━━ MATERIAL FOR THE TASK ━━

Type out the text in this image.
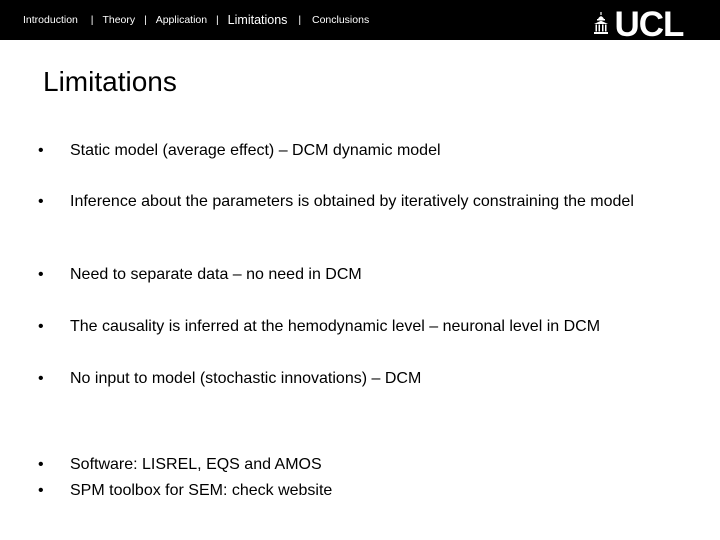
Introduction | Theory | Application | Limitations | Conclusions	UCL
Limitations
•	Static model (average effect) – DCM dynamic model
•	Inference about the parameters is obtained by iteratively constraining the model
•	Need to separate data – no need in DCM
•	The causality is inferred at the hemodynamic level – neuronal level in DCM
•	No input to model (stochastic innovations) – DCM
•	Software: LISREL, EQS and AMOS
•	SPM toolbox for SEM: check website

━━━

__PROBLEM REQUIREMENTS__. Every line of text is to be repeated exactly; pictures are left out.

__WRITTEN ANSWER__.
Type out the text in this image.
Introduction | Theory | Application | Limitations | Conclusions	UCL
Limitations
•	Static model (average effect) – DCM dynamic model
•	Inference about the parameters is obtained by iteratively constraining the model
•	Need to separate data – no need in DCM
•	The causality is inferred at the hemodynamic level – neuronal level in DCM
•	No input to model (stochastic innovations) – DCM
•	Software: LISREL, EQS and AMOS
•	SPM toolbox for SEM: check website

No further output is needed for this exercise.